Raw records start
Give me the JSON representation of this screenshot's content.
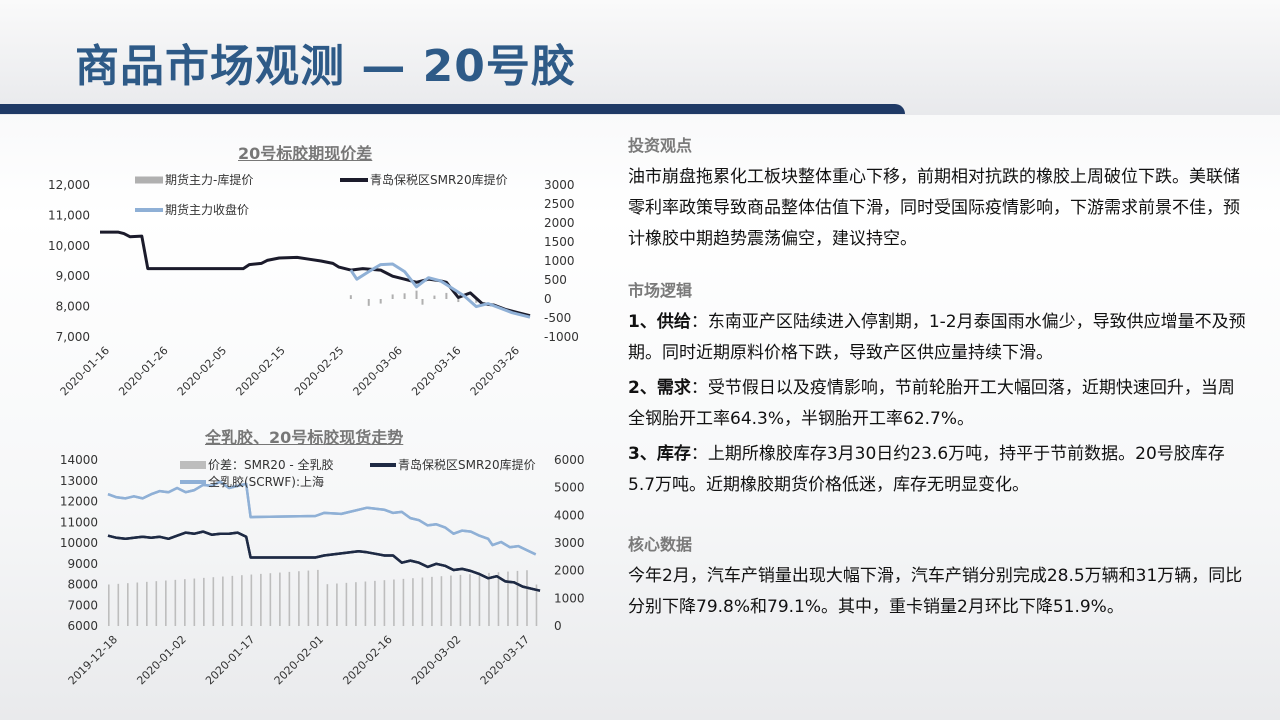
{
  "slide": {
    "title": "商品市场观测 — 20号胶"
  },
  "chart_data": [
    {
      "type": "line",
      "title": "20号标胶期现价差",
      "legend": [
        "期货主力-库提价",
        "青岛保税区SMR20库提价",
        "期货主力收盘价"
      ],
      "x_ticks": [
        "2020-01-16",
        "2020-01-26",
        "2020-02-05",
        "2020-02-15",
        "2020-02-25",
        "2020-03-06",
        "2020-03-16",
        "2020-03-26"
      ],
      "y_left_ticks": [
        "12,000",
        "11,000",
        "10,000",
        "9,000",
        "8,000",
        "7,000"
      ],
      "y_right_ticks": [
        "3000",
        "2500",
        "2000",
        "1500",
        "1000",
        "500",
        "0",
        "-500",
        "-1000"
      ],
      "ylim_left": [
        7000,
        12000
      ],
      "ylim_right": [
        -1000,
        3000
      ],
      "series": [
        {
          "name": "青岛保税区SMR20库提价",
          "color": "#1b1b2b",
          "axis": "left",
          "points": [
            [
              0,
              10450
            ],
            [
              3,
              10450
            ],
            [
              4,
              10400
            ],
            [
              5,
              10300
            ],
            [
              7,
              10320
            ],
            [
              8,
              9250
            ],
            [
              24,
              9250
            ],
            [
              25,
              9380
            ],
            [
              27,
              9420
            ],
            [
              28,
              9520
            ],
            [
              30,
              9600
            ],
            [
              33,
              9620
            ],
            [
              35,
              9560
            ],
            [
              37,
              9500
            ],
            [
              39,
              9420
            ],
            [
              40,
              9300
            ],
            [
              42,
              9200
            ],
            [
              44,
              9250
            ],
            [
              47,
              9200
            ],
            [
              49,
              9000
            ],
            [
              51,
              8900
            ],
            [
              53,
              8800
            ],
            [
              55,
              8900
            ],
            [
              57,
              8850
            ],
            [
              58,
              8800
            ],
            [
              60,
              8300
            ],
            [
              62,
              8450
            ],
            [
              64,
              8100
            ],
            [
              66,
              8050
            ],
            [
              68,
              7900
            ],
            [
              70,
              7800
            ],
            [
              72,
              7700
            ]
          ]
        },
        {
          "name": "期货主力收盘价",
          "color": "#8fb0d6",
          "axis": "left",
          "points": [
            [
              42,
              9200
            ],
            [
              43,
              8900
            ],
            [
              45,
              9150
            ],
            [
              47,
              9380
            ],
            [
              49,
              9400
            ],
            [
              51,
              9150
            ],
            [
              53,
              8650
            ],
            [
              55,
              8950
            ],
            [
              57,
              8850
            ],
            [
              59,
              8600
            ],
            [
              61,
              8350
            ],
            [
              63,
              8000
            ],
            [
              65,
              8100
            ],
            [
              67,
              7950
            ],
            [
              69,
              7800
            ],
            [
              72,
              7650
            ]
          ]
        },
        {
          "name": "期货主力-库提价",
          "color": "#b0b0b0",
          "type": "bar",
          "axis": "right",
          "points": [
            [
              42,
              100
            ],
            [
              45,
              -180
            ],
            [
              47,
              -120
            ],
            [
              49,
              120
            ],
            [
              51,
              150
            ],
            [
              53,
              220
            ],
            [
              54,
              -150
            ],
            [
              56,
              90
            ],
            [
              58,
              160
            ],
            [
              60,
              -80
            ],
            [
              63,
              -100
            ]
          ]
        }
      ]
    },
    {
      "type": "line",
      "title": "全乳胶、20号标胶现货走势",
      "legend": [
        "价差：SMR20 - 全乳胶",
        "青岛保税区SMR20库提价",
        "全乳胶(SCRWF):上海"
      ],
      "x_ticks": [
        "2019-12-18",
        "2020-01-02",
        "2020-01-17",
        "2020-02-01",
        "2020-02-16",
        "2020-03-02",
        "2020-03-17"
      ],
      "y_left_ticks": [
        "14000",
        "13000",
        "12000",
        "11000",
        "10000",
        "9000",
        "8000",
        "7000",
        "6000"
      ],
      "y_right_ticks": [
        "6000",
        "5000",
        "4000",
        "3000",
        "2000",
        "1000",
        "0"
      ],
      "ylim_left": [
        6000,
        14000
      ],
      "ylim_right": [
        0,
        6000
      ],
      "series": [
        {
          "name": "全乳胶(SCRWF):上海",
          "color": "#8fb0d6",
          "axis": "left",
          "points": [
            [
              0,
              12350
            ],
            [
              2,
              12200
            ],
            [
              4,
              12150
            ],
            [
              6,
              12250
            ],
            [
              8,
              12150
            ],
            [
              10,
              12350
            ],
            [
              12,
              12500
            ],
            [
              14,
              12450
            ],
            [
              16,
              12650
            ],
            [
              18,
              12450
            ],
            [
              20,
              12550
            ],
            [
              22,
              12800
            ],
            [
              24,
              12750
            ],
            [
              26,
              12950
            ],
            [
              28,
              12650
            ],
            [
              30,
              12750
            ],
            [
              32,
              12850
            ],
            [
              33,
              11250
            ],
            [
              48,
              11300
            ],
            [
              50,
              11450
            ],
            [
              54,
              11400
            ],
            [
              60,
              11700
            ],
            [
              62,
              11650
            ],
            [
              64,
              11600
            ],
            [
              66,
              11450
            ],
            [
              68,
              11500
            ],
            [
              70,
              11200
            ],
            [
              72,
              11100
            ],
            [
              74,
              10850
            ],
            [
              76,
              10900
            ],
            [
              78,
              10750
            ],
            [
              80,
              10450
            ],
            [
              82,
              10600
            ],
            [
              84,
              10550
            ],
            [
              86,
              10350
            ],
            [
              88,
              10200
            ],
            [
              89,
              9900
            ],
            [
              91,
              10050
            ],
            [
              93,
              9800
            ],
            [
              95,
              9850
            ],
            [
              97,
              9650
            ],
            [
              99,
              9450
            ]
          ]
        },
        {
          "name": "青岛保税区SMR20库提价",
          "color": "#1e2a44",
          "axis": "left",
          "points": [
            [
              0,
              10350
            ],
            [
              2,
              10250
            ],
            [
              4,
              10200
            ],
            [
              6,
              10250
            ],
            [
              8,
              10300
            ],
            [
              10,
              10250
            ],
            [
              12,
              10300
            ],
            [
              14,
              10200
            ],
            [
              16,
              10350
            ],
            [
              18,
              10500
            ],
            [
              20,
              10450
            ],
            [
              22,
              10550
            ],
            [
              24,
              10400
            ],
            [
              26,
              10450
            ],
            [
              28,
              10450
            ],
            [
              30,
              10500
            ],
            [
              32,
              10300
            ],
            [
              33,
              9300
            ],
            [
              48,
              9300
            ],
            [
              50,
              9400
            ],
            [
              54,
              9500
            ],
            [
              58,
              9600
            ],
            [
              60,
              9550
            ],
            [
              64,
              9400
            ],
            [
              66,
              9400
            ],
            [
              68,
              9050
            ],
            [
              70,
              9150
            ],
            [
              72,
              9050
            ],
            [
              74,
              8850
            ],
            [
              76,
              9000
            ],
            [
              78,
              8900
            ],
            [
              80,
              8700
            ],
            [
              82,
              8750
            ],
            [
              84,
              8650
            ],
            [
              86,
              8500
            ],
            [
              88,
              8300
            ],
            [
              90,
              8400
            ],
            [
              92,
              8150
            ],
            [
              94,
              8100
            ],
            [
              96,
              7900
            ],
            [
              98,
              7800
            ],
            [
              100,
              7700
            ]
          ]
        },
        {
          "name": "价差：SMR20 - 全乳胶",
          "color": "#bdbdbd",
          "type": "bar",
          "axis": "right",
          "values_note": "gray bars around 1600-2000 on right axis"
        }
      ]
    }
  ],
  "right_panel": {
    "s1_title": "投资观点",
    "s1_text": "油市崩盘拖累化工板块整体重心下移，前期相对抗跌的橡胶上周破位下跌。美联储零利率政策导致商品整体估值下滑，同时受国际疫情影响，下游需求前景不佳，预计橡胶中期趋势震荡偏空，建议持空。",
    "s2_title": "市场逻辑",
    "s2_p1_label": "1、供给",
    "s2_p1_text": "：东南亚产区陆续进入停割期，1-2月泰国雨水偏少，导致供应增量不及预期。同时近期原料价格下跌，导致产区供应量持续下滑。",
    "s2_p2_label": "2、需求",
    "s2_p2_text": "：受节假日以及疫情影响，节前轮胎开工大幅回落，近期快速回升，当周全钢胎开工率64.3%，半钢胎开工率62.7%。",
    "s2_p3_label": "3、库存",
    "s2_p3_text": "：上期所橡胶库存3月30日约23.6万吨，持平于节前数据。20号胶库存5.7万吨。近期橡胶期货价格低迷，库存无明显变化。",
    "s3_title": "核心数据",
    "s3_text": "今年2月，汽车产销量出现大幅下滑，汽车产销分别完成28.5万辆和31万辆，同比分别下降79.8%和79.1%。其中，重卡销量2月环比下降51.9%。"
  }
}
Raw records end
Problem details:
Scan the material above. Copy each line where "name" occurs.

Output of the exercise:
          "name": "青岛保税区SMR20库提价",
          "name": "期货主力收盘价",
          "name": "期货主力-库提价",
          "name": "全乳胶(SCRWF):上海",
          "name": "青岛保税区SMR20库提价",
          "name": "价差：SMR20 - 全乳胶",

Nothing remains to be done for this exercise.